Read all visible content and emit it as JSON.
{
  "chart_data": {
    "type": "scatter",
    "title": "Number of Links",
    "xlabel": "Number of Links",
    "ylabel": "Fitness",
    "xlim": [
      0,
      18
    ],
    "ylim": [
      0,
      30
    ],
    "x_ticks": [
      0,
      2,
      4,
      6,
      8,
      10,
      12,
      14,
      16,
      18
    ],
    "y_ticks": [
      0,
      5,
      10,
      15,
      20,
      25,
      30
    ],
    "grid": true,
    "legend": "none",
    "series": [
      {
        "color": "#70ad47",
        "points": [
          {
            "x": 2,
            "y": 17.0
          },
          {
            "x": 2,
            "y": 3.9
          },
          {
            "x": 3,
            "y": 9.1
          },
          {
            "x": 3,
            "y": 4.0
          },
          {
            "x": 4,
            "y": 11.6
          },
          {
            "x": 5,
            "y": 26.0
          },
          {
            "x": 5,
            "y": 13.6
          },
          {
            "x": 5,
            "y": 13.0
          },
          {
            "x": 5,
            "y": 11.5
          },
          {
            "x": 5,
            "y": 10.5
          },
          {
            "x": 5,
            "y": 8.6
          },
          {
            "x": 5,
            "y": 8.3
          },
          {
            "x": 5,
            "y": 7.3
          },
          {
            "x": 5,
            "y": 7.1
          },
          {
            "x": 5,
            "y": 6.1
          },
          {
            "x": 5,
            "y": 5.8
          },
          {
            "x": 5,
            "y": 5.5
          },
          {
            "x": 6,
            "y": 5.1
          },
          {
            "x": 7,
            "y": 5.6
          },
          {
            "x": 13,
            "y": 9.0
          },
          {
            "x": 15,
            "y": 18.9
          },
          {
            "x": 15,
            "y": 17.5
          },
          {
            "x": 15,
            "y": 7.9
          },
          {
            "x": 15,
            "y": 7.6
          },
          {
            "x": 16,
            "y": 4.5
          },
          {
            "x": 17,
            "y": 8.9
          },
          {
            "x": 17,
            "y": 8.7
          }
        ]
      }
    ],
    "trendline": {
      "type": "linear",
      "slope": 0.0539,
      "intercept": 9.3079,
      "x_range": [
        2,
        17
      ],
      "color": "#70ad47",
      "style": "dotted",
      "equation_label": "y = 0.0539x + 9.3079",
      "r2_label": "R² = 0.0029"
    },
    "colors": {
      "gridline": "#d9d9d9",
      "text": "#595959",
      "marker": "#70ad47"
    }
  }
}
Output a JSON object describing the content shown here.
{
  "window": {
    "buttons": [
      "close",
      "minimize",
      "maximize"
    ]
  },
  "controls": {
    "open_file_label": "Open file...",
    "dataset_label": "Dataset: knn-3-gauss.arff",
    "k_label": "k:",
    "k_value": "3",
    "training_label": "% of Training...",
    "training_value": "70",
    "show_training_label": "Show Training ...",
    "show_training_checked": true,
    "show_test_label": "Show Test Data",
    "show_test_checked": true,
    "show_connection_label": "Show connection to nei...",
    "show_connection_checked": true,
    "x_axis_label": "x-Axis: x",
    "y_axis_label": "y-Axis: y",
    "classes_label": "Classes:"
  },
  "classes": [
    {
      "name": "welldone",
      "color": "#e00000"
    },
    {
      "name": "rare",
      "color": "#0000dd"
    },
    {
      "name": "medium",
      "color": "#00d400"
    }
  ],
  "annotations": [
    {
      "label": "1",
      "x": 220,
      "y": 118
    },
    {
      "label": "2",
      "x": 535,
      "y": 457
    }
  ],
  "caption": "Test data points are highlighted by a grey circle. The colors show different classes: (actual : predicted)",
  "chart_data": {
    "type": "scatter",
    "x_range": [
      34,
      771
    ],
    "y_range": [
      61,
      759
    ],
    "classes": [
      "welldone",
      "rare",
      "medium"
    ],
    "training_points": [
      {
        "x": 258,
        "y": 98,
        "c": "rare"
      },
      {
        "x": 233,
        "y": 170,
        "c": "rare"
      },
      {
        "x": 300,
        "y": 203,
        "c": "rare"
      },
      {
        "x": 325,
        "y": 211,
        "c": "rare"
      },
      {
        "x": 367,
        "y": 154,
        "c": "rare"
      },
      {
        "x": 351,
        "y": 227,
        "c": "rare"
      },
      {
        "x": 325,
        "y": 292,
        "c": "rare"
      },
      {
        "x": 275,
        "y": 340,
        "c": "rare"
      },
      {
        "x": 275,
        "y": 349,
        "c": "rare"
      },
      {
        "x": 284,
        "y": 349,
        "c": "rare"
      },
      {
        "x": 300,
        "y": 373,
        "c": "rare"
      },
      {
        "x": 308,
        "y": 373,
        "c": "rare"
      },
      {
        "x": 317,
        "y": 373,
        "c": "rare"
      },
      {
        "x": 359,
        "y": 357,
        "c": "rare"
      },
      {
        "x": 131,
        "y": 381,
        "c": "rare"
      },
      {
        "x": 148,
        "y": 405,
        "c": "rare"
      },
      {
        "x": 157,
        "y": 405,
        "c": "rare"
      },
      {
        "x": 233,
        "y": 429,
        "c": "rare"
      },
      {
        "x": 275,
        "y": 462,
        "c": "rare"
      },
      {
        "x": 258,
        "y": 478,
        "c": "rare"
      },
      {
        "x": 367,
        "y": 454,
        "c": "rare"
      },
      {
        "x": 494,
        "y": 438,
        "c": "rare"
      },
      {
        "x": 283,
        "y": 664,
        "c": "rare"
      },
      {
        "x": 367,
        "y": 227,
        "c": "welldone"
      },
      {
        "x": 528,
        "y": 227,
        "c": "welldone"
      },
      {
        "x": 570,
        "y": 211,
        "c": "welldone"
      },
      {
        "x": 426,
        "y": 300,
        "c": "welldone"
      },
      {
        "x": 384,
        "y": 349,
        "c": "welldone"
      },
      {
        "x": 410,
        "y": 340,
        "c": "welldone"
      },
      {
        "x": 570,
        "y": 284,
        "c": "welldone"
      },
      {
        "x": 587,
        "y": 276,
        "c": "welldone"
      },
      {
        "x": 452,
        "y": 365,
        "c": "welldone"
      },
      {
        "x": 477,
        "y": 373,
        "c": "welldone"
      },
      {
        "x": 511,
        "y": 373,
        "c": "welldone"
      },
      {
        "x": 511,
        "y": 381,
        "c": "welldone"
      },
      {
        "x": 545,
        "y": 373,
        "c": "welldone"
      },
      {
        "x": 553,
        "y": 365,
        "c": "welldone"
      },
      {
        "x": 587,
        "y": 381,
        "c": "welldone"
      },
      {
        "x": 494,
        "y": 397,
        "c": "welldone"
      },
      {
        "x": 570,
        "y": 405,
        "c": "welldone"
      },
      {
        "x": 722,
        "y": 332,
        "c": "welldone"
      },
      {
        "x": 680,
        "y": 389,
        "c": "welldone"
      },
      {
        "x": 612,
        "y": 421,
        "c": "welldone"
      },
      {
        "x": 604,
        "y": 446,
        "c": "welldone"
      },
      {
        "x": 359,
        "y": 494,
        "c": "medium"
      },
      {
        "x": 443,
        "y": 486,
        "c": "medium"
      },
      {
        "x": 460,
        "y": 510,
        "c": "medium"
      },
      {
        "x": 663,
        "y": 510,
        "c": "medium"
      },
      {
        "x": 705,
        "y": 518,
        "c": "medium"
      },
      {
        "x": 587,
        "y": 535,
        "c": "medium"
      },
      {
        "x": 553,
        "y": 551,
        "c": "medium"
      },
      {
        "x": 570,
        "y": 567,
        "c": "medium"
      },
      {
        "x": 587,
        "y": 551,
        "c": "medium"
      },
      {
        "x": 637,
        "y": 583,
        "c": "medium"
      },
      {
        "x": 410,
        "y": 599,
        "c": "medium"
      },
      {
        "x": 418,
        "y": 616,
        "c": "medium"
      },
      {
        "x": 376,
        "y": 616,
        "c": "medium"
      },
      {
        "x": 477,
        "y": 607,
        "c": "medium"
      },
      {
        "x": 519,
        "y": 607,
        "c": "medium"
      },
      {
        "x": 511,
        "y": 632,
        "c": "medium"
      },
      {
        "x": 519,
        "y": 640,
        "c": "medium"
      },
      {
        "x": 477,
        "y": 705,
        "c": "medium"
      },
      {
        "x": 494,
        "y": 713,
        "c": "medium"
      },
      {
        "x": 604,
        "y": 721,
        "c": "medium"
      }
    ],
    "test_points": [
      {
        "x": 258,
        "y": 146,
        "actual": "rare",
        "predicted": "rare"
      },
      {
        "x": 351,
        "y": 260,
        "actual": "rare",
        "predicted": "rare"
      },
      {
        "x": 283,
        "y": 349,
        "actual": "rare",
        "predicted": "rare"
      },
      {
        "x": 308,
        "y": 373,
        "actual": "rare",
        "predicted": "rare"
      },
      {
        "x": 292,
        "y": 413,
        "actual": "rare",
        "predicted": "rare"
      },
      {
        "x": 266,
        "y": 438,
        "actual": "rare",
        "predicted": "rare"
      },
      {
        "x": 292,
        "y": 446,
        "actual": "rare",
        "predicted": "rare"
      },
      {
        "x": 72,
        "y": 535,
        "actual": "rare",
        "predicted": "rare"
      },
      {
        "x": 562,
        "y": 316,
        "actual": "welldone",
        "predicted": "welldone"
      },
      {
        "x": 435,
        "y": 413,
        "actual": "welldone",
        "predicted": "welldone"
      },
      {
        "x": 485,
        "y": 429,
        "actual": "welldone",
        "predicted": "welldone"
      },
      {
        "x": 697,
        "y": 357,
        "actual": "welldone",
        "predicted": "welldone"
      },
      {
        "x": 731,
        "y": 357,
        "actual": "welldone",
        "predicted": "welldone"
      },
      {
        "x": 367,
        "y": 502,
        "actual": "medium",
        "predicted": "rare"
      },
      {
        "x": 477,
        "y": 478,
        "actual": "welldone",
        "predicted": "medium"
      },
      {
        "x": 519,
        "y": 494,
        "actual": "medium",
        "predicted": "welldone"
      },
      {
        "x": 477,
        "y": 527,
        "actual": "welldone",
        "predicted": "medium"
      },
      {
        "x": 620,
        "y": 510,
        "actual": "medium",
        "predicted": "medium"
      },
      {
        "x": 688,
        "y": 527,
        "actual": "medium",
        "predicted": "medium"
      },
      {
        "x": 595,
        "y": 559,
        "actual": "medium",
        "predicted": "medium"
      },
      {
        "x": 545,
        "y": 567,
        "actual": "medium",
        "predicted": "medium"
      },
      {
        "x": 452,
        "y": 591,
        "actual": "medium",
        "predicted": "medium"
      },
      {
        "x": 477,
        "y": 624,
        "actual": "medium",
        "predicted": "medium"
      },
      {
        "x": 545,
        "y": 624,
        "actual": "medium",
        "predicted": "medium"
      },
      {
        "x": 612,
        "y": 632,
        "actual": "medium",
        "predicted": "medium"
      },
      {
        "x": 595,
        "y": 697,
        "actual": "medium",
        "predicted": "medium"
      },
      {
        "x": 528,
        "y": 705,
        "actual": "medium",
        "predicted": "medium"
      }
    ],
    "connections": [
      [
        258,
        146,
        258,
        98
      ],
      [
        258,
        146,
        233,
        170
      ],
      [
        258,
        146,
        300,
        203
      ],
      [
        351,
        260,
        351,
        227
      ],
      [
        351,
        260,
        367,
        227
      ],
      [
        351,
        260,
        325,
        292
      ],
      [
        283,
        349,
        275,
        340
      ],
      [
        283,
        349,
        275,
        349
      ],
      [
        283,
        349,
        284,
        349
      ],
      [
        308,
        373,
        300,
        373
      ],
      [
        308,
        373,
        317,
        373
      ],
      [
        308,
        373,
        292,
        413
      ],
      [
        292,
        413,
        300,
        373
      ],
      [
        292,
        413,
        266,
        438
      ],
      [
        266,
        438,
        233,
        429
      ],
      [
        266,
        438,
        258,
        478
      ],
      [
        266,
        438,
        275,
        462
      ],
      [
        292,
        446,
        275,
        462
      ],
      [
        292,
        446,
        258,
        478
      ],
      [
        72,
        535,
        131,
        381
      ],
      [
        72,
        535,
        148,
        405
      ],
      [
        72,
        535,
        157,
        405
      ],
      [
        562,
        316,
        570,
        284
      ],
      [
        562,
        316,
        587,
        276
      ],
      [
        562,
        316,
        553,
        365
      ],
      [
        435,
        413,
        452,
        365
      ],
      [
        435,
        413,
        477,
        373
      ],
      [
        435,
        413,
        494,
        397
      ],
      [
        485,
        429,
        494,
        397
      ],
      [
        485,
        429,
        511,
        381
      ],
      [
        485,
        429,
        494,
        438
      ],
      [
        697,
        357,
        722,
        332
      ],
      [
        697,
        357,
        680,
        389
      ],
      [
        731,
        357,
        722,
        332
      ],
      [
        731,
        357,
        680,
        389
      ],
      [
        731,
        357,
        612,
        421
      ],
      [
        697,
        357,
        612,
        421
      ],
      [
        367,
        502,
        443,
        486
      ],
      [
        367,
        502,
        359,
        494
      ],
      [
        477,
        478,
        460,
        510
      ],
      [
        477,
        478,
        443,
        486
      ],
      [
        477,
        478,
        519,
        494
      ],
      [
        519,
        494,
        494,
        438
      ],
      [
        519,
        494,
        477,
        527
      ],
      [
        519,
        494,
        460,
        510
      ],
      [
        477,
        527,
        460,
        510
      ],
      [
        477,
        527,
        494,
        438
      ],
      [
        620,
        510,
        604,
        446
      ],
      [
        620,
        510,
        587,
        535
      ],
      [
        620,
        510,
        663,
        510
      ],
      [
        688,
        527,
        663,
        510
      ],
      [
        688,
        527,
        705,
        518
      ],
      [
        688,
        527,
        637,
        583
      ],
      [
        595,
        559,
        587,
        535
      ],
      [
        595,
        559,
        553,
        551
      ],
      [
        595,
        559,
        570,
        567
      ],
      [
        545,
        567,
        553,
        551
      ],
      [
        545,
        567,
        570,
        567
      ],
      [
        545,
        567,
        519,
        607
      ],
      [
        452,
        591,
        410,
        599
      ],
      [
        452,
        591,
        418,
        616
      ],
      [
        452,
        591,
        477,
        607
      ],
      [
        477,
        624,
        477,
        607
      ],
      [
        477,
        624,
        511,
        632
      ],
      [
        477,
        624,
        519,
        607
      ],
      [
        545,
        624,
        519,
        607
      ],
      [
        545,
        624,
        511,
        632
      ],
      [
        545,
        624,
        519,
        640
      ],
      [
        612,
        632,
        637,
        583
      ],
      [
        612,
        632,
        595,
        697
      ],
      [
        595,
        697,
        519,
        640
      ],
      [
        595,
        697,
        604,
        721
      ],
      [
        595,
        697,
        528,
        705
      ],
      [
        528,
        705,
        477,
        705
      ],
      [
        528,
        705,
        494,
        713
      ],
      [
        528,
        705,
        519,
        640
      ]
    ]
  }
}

§ **WHAT IS BEING ASKED**
From the records above, pull out each line that has "Number".

§ **PROBLEM SOLUTION**
    "title": "Number of Links",
    "xlabel": "Number of Links",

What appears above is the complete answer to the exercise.